══ DATA TO USE ══

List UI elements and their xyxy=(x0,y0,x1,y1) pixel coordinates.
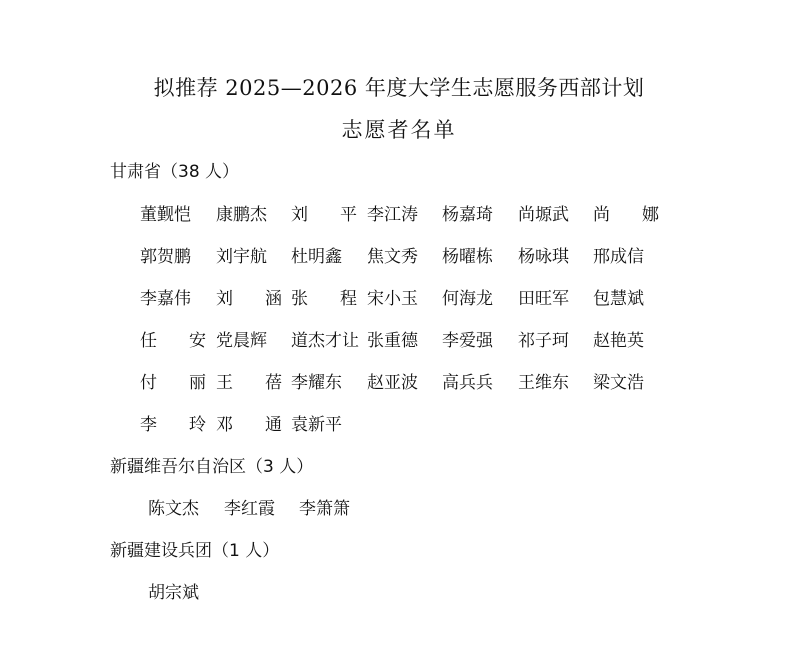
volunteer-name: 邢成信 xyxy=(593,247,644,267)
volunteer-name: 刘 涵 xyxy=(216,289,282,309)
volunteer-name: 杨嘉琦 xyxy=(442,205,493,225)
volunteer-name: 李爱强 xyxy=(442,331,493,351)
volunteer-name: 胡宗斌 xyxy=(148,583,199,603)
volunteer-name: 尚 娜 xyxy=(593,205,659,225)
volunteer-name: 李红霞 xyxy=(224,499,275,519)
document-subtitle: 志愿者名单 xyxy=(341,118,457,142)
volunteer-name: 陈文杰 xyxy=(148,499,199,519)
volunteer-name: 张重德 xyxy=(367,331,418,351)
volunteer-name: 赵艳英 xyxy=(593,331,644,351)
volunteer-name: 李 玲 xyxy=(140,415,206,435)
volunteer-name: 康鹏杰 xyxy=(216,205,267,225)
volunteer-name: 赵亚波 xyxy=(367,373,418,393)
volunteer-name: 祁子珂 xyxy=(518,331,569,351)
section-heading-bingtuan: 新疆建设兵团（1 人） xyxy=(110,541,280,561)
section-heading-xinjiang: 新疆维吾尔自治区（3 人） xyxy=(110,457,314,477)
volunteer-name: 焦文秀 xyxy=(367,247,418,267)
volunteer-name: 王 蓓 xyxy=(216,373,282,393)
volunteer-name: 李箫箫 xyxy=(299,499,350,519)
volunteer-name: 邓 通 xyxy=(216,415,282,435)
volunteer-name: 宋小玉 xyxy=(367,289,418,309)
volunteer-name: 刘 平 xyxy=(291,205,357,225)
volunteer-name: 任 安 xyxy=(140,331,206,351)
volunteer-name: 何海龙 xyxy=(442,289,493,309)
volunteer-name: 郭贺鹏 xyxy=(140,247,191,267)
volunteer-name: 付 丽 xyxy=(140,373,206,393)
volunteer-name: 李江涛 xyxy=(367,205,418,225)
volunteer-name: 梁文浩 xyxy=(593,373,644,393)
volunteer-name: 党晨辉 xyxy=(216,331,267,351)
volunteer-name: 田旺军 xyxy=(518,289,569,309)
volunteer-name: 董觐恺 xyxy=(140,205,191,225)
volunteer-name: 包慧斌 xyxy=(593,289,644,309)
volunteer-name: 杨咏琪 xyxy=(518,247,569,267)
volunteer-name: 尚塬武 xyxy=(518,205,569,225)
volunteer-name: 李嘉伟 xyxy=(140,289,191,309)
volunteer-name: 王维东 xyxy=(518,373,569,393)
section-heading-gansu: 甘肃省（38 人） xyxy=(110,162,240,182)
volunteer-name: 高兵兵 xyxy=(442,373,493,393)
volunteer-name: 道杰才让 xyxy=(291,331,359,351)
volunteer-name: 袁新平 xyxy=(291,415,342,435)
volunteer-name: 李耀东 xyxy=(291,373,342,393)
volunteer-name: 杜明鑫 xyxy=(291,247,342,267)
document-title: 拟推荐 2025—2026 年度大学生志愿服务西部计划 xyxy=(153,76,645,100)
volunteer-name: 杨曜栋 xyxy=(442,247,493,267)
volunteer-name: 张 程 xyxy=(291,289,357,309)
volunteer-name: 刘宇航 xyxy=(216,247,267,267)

═══
══ DATA TO USE ══

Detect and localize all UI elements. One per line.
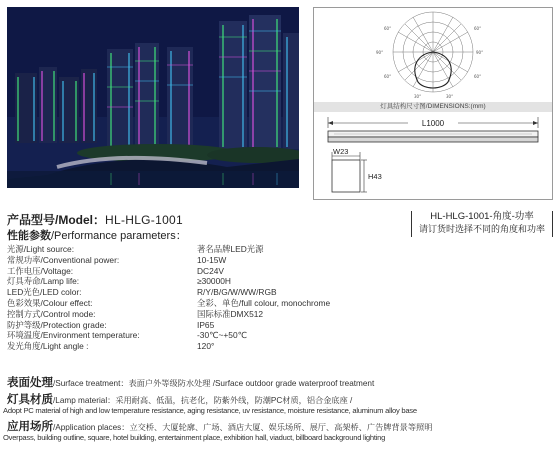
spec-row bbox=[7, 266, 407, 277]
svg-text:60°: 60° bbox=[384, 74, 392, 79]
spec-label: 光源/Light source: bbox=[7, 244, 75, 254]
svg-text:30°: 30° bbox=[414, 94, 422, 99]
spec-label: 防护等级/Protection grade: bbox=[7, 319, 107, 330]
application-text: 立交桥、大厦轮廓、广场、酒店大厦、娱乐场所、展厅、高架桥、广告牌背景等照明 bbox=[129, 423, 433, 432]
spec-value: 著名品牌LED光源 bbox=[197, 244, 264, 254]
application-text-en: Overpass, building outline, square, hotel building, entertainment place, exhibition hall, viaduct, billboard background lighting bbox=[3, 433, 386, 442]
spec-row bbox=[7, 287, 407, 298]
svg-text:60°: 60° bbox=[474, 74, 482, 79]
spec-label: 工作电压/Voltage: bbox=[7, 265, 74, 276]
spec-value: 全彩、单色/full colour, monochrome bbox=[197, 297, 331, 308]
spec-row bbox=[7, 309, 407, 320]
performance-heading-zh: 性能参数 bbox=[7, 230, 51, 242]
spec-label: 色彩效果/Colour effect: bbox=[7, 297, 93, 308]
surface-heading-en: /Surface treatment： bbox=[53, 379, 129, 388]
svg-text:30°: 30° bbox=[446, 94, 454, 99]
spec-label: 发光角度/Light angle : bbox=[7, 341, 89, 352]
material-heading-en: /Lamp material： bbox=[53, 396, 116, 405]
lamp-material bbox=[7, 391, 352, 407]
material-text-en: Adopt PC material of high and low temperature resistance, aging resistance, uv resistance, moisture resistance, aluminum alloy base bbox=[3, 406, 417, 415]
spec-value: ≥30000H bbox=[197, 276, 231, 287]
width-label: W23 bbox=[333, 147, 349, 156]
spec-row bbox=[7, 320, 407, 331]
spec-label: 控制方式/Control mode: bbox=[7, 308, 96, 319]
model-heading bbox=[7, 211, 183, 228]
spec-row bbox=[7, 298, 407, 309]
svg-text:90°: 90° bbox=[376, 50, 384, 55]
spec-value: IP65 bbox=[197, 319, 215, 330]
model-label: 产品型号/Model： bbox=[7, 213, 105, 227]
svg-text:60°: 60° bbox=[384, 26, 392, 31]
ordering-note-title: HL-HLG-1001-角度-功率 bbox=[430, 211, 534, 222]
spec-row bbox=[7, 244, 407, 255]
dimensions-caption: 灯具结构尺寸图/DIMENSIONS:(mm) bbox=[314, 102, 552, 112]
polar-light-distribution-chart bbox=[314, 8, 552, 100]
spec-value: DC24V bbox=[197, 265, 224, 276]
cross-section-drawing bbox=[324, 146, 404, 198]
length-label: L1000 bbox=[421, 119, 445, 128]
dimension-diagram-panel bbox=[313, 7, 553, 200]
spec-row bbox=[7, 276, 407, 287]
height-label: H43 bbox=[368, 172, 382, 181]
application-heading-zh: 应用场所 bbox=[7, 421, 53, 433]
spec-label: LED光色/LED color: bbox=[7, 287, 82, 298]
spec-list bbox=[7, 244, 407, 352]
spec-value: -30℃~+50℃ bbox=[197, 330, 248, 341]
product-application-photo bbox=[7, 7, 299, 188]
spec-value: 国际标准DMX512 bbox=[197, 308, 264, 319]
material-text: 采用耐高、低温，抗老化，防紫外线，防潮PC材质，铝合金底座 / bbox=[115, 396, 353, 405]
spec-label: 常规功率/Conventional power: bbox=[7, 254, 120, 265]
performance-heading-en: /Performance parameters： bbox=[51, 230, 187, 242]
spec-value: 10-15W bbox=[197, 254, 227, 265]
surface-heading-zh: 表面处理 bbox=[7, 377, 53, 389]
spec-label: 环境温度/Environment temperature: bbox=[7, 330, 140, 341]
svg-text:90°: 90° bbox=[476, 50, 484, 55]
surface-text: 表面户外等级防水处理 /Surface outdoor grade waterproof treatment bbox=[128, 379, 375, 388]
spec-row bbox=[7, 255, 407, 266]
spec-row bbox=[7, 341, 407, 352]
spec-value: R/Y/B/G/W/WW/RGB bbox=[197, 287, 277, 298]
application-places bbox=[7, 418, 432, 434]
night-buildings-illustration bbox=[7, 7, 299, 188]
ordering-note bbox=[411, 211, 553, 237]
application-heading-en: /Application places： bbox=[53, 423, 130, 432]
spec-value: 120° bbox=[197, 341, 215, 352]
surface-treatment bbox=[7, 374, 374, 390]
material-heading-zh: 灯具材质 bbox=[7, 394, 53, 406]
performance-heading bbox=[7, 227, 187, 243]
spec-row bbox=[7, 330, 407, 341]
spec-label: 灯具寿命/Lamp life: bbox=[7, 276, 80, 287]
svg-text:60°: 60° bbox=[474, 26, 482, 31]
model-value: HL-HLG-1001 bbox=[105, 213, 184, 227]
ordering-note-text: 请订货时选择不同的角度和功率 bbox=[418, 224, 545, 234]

═══

REQUIREMENT |
Print the lines from the one holding "volunteer-name: 邢成信 xyxy=(593,247,644,267)" through the one holding "volunteer-name: 梁文浩 xyxy=(593,373,644,393)", inclusive, exactly as they appear in the listing.

EXERCISE ANSWER |
volunteer-name: 邢成信 xyxy=(593,247,644,267)
volunteer-name: 刘 涵 xyxy=(216,289,282,309)
volunteer-name: 杨嘉琦 xyxy=(442,205,493,225)
volunteer-name: 李爱强 xyxy=(442,331,493,351)
volunteer-name: 胡宗斌 xyxy=(148,583,199,603)
volunteer-name: 尚 娜 xyxy=(593,205,659,225)
volunteer-name: 李红霞 xyxy=(224,499,275,519)
document-subtitle: 志愿者名单 xyxy=(341,118,457,142)
volunteer-name: 陈文杰 xyxy=(148,499,199,519)
volunteer-name: 张重德 xyxy=(367,331,418,351)
volunteer-name: 赵艳英 xyxy=(593,331,644,351)
volunteer-name: 李 玲 xyxy=(140,415,206,435)
volunteer-name: 康鹏杰 xyxy=(216,205,267,225)
volunteer-name: 赵亚波 xyxy=(367,373,418,393)
volunteer-name: 祁子珂 xyxy=(518,331,569,351)
section-heading-bingtuan: 新疆建设兵团（1 人） xyxy=(110,541,280,561)
section-heading-xinjiang: 新疆维吾尔自治区（3 人） xyxy=(110,457,314,477)
volunteer-name: 焦文秀 xyxy=(367,247,418,267)
volunteer-name: 王 蓓 xyxy=(216,373,282,393)
volunteer-name: 李箫箫 xyxy=(299,499,350,519)
volunteer-name: 邓 通 xyxy=(216,415,282,435)
volunteer-name: 宋小玉 xyxy=(367,289,418,309)
volunteer-name: 刘 平 xyxy=(291,205,357,225)
volunteer-name: 任 安 xyxy=(140,331,206,351)
volunteer-name: 何海龙 xyxy=(442,289,493,309)
volunteer-name: 郭贺鹏 xyxy=(140,247,191,267)
volunteer-name: 付 丽 xyxy=(140,373,206,393)
volunteer-name: 李江涛 xyxy=(367,205,418,225)
volunteer-name: 梁文浩 xyxy=(593,373,644,393)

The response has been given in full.